# Text provided:

+++

FFmpeg. The project was created by FFabrice Bellard who’s known for his brilliant software with horrible source code (he’s won IOCCC twice after all). FFmpeg obviously follows the suit and still has a lot of horrible code that people can’t clean up to this day. And yet it’s as ubiquitous as LZEXE packer back in DOS days or even more.

MPlayer. The project was originally created because its author could not find a video player that would support MPEG-2 video and AVI codecs at the same time—so he hacked something from libmpeg2 and avifile. And what do you know, after all these years it strives to play everything by means of ugly hacks. Those include but not limited to: catching SIGSEGV during MPEG-2 video decoding and restarting decoder, patching loaded VfW/DShow/DMO decoders based on .dll name, calling private internals of bundled FFmpeg.

MPlayer forks. mplayer2 was created by Uoti Urpala who had his disagreements with the original MPlayer team and made his own version with streamlined build system and throwing out many hacks of the original code. mpv seems to follow the suit and I guess if the next fork appears it’ll be also done by a disgruntled developer who wants to throw more hacks out and make it more average-user-friendly.

+++

# Given entries:
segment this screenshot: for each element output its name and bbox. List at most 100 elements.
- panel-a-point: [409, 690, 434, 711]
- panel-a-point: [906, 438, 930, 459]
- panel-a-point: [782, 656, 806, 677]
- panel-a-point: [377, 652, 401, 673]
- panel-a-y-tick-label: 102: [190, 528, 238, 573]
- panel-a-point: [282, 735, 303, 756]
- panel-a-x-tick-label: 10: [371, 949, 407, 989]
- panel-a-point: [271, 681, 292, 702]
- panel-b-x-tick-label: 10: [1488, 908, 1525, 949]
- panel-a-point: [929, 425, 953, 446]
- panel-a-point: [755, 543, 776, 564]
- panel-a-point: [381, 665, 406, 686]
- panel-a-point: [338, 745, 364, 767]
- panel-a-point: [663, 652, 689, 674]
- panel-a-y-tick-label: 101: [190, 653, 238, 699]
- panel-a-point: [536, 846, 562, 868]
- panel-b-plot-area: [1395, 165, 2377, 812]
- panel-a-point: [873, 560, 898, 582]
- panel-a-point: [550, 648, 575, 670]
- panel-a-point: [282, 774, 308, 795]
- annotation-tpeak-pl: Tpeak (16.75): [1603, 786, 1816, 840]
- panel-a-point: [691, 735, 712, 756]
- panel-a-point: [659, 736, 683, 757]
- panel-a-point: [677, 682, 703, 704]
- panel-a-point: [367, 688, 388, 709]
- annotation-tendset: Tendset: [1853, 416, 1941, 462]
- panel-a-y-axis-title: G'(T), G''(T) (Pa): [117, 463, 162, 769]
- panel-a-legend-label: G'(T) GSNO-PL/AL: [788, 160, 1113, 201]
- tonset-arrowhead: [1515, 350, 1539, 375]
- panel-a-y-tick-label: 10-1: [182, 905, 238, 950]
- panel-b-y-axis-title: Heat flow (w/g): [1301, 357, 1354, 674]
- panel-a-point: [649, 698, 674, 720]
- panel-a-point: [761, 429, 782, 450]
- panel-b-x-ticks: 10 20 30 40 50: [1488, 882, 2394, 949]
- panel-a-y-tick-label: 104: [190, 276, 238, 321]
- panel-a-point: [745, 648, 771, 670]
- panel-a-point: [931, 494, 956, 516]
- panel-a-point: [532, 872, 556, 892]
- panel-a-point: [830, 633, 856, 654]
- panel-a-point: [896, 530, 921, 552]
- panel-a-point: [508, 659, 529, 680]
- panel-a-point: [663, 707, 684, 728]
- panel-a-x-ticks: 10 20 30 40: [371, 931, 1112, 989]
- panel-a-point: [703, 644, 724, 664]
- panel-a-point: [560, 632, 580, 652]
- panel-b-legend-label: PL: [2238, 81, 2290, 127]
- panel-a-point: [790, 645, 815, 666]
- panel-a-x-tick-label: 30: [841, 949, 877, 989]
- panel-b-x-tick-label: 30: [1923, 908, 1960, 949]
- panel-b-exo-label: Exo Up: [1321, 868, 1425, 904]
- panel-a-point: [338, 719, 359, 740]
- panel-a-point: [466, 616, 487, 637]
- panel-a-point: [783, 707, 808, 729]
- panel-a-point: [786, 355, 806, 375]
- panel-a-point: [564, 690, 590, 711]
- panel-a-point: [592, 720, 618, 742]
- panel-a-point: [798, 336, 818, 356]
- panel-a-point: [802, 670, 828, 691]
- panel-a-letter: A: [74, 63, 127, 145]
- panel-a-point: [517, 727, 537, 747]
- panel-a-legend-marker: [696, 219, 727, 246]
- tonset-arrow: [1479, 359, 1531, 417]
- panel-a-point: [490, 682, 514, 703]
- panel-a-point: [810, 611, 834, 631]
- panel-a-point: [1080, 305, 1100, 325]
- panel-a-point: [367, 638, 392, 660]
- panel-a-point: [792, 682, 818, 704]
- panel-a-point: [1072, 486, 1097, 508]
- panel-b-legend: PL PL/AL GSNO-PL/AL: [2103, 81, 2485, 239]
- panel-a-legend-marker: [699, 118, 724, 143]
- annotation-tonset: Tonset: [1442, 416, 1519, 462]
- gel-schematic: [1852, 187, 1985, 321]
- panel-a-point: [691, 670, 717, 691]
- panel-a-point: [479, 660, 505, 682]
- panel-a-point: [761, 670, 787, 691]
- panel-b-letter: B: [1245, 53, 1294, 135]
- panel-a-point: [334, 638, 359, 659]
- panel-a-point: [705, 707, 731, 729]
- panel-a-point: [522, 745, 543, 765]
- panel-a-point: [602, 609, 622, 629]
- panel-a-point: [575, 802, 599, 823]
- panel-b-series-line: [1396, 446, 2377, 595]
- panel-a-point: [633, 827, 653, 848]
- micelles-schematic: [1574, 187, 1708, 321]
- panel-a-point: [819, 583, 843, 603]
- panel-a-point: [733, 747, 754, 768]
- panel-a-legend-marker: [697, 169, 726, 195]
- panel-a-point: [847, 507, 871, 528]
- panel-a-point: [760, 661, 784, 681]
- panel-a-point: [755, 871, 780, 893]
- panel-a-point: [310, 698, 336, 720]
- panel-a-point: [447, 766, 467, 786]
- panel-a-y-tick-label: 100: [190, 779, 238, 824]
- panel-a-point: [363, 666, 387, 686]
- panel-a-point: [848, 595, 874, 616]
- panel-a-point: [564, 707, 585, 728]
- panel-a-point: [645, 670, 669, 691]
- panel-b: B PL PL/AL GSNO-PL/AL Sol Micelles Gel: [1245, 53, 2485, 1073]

+++

# Complete the following:
#1 From the passage about FFmpeg and MPlayer, extract the part between "FFmpeg. The project" and "or even more.", inclusive.
#2 Answer these from the passage about FFmpeg and MPlayer:
(a) How many times has the creator of FFmpeg won IOCCC?
(b) From which two sources was MPlayer originally hacked together?
(c) Who created mplayer2?

# Solved problems:
#1
FFmpeg. The project was created by FFabrice Bellard who’s known for his brilliant software with horrible source code (he’s won IOCCC twice after all). FFmpeg obviously follows the suit and still has a lot of horrible code that people can’t clean up to this day. And yet it’s as ubiquitous as LZEXE packer back in DOS days or even more.

#2
(a) Twice.
(b) libmpeg2 and avifile.
(c) Uoti Urpala.